• [Work to do] Copy the data that follows, character for character, minus the pictures.

• [Entries shown]
§

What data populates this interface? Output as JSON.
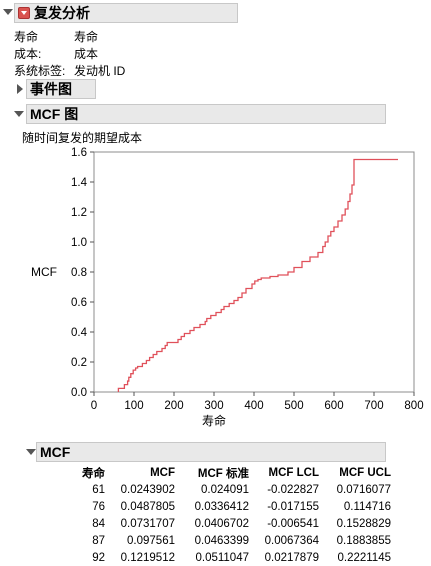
{
  "report": {
    "title": "复发分析",
    "info": [
      {
        "label": "寿命",
        "value": "寿命"
      },
      {
        "label": "成本:",
        "value": "成本"
      },
      {
        "label": "系统标签:",
        "value": "发动机 ID"
      }
    ]
  },
  "event_plot": {
    "title": "事件图"
  },
  "mcf_plot": {
    "title": "MCF 图",
    "subtitle": "随时间复发的期望成本"
  },
  "chart_data": {
    "type": "line",
    "step": true,
    "xlabel": "寿命",
    "ylabel": "MCF",
    "xlim": [
      0,
      800
    ],
    "ylim": [
      0,
      1.6
    ],
    "xticks": [
      0,
      100,
      200,
      300,
      400,
      500,
      600,
      700,
      800
    ],
    "yticks": [
      0.0,
      0.2,
      0.4,
      0.6,
      0.8,
      1.0,
      1.2,
      1.4,
      1.6
    ],
    "grid": false,
    "series_color": "#e0505a",
    "x": [
      61,
      76,
      84,
      87,
      92,
      98,
      104,
      109,
      121,
      131,
      139,
      148,
      157,
      170,
      178,
      183,
      210,
      218,
      226,
      240,
      250,
      265,
      278,
      282,
      292,
      305,
      318,
      325,
      338,
      350,
      360,
      370,
      380,
      395,
      402,
      410,
      418,
      440,
      460,
      485,
      500,
      520,
      540,
      560,
      572,
      578,
      585,
      592,
      600,
      610,
      620,
      628,
      635,
      640,
      645,
      650,
      760
    ],
    "y": [
      0.024,
      0.049,
      0.073,
      0.098,
      0.122,
      0.146,
      0.16,
      0.17,
      0.19,
      0.21,
      0.23,
      0.25,
      0.27,
      0.29,
      0.31,
      0.33,
      0.35,
      0.37,
      0.39,
      0.41,
      0.43,
      0.45,
      0.47,
      0.49,
      0.51,
      0.53,
      0.55,
      0.57,
      0.59,
      0.61,
      0.63,
      0.66,
      0.69,
      0.72,
      0.74,
      0.75,
      0.76,
      0.77,
      0.78,
      0.8,
      0.83,
      0.87,
      0.9,
      0.93,
      0.97,
      1.0,
      1.04,
      1.07,
      1.1,
      1.14,
      1.18,
      1.22,
      1.27,
      1.32,
      1.38,
      1.55,
      1.55
    ]
  },
  "mcf_table": {
    "title": "MCF",
    "columns": [
      "寿命",
      "MCF",
      "MCF 标准",
      "MCF LCL",
      "MCF UCL"
    ],
    "rows": [
      [
        "61",
        "0.0243902",
        "0.024091",
        "-0.022827",
        "0.0716077"
      ],
      [
        "76",
        "0.0487805",
        "0.0336412",
        "-0.017155",
        "0.114716"
      ],
      [
        "84",
        "0.0731707",
        "0.0406702",
        "-0.006541",
        "0.1528829"
      ],
      [
        "87",
        "0.097561",
        "0.0463399",
        "0.0067364",
        "0.1883855"
      ],
      [
        "92",
        "0.1219512",
        "0.0511047",
        "0.0217879",
        "0.2221145"
      ]
    ]
  }
}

§

• [The solution]
What data populates this interface? Output as JSON.
{
  "report": {
    "title": "复发分析",
    "info": [
      {
        "label": "寿命",
        "value": "寿命"
      },
      {
        "label": "成本:",
        "value": "成本"
      },
      {
        "label": "系统标签:",
        "value": "发动机 ID"
      }
    ]
  },
  "event_plot": {
    "title": "事件图"
  },
  "mcf_plot": {
    "title": "MCF 图",
    "subtitle": "随时间复发的期望成本"
  },
  "chart_data": {
    "type": "line",
    "step": true,
    "xlabel": "寿命",
    "ylabel": "MCF",
    "xlim": [
      0,
      800
    ],
    "ylim": [
      0,
      1.6
    ],
    "xticks": [
      0,
      100,
      200,
      300,
      400,
      500,
      600,
      700,
      800
    ],
    "yticks": [
      0.0,
      0.2,
      0.4,
      0.6,
      0.8,
      1.0,
      1.2,
      1.4,
      1.6
    ],
    "grid": false,
    "series_color": "#e0505a",
    "x": [
      61,
      76,
      84,
      87,
      92,
      98,
      104,
      109,
      121,
      131,
      139,
      148,
      157,
      170,
      178,
      183,
      210,
      218,
      226,
      240,
      250,
      265,
      278,
      282,
      292,
      305,
      318,
      325,
      338,
      350,
      360,
      370,
      380,
      395,
      402,
      410,
      418,
      440,
      460,
      485,
      500,
      520,
      540,
      560,
      572,
      578,
      585,
      592,
      600,
      610,
      620,
      628,
      635,
      640,
      645,
      650,
      760
    ],
    "y": [
      0.024,
      0.049,
      0.073,
      0.098,
      0.122,
      0.146,
      0.16,
      0.17,
      0.19,
      0.21,
      0.23,
      0.25,
      0.27,
      0.29,
      0.31,
      0.33,
      0.35,
      0.37,
      0.39,
      0.41,
      0.43,
      0.45,
      0.47,
      0.49,
      0.51,
      0.53,
      0.55,
      0.57,
      0.59,
      0.61,
      0.63,
      0.66,
      0.69,
      0.72,
      0.74,
      0.75,
      0.76,
      0.77,
      0.78,
      0.8,
      0.83,
      0.87,
      0.9,
      0.93,
      0.97,
      1.0,
      1.04,
      1.07,
      1.1,
      1.14,
      1.18,
      1.22,
      1.27,
      1.32,
      1.38,
      1.55,
      1.55
    ]
  },
  "mcf_table": {
    "title": "MCF",
    "columns": [
      "寿命",
      "MCF",
      "MCF 标准",
      "MCF LCL",
      "MCF UCL"
    ],
    "rows": [
      [
        "61",
        "0.0243902",
        "0.024091",
        "-0.022827",
        "0.0716077"
      ],
      [
        "76",
        "0.0487805",
        "0.0336412",
        "-0.017155",
        "0.114716"
      ],
      [
        "84",
        "0.0731707",
        "0.0406702",
        "-0.006541",
        "0.1528829"
      ],
      [
        "87",
        "0.097561",
        "0.0463399",
        "0.0067364",
        "0.1883855"
      ],
      [
        "92",
        "0.1219512",
        "0.0511047",
        "0.0217879",
        "0.2221145"
      ]
    ]
  }
}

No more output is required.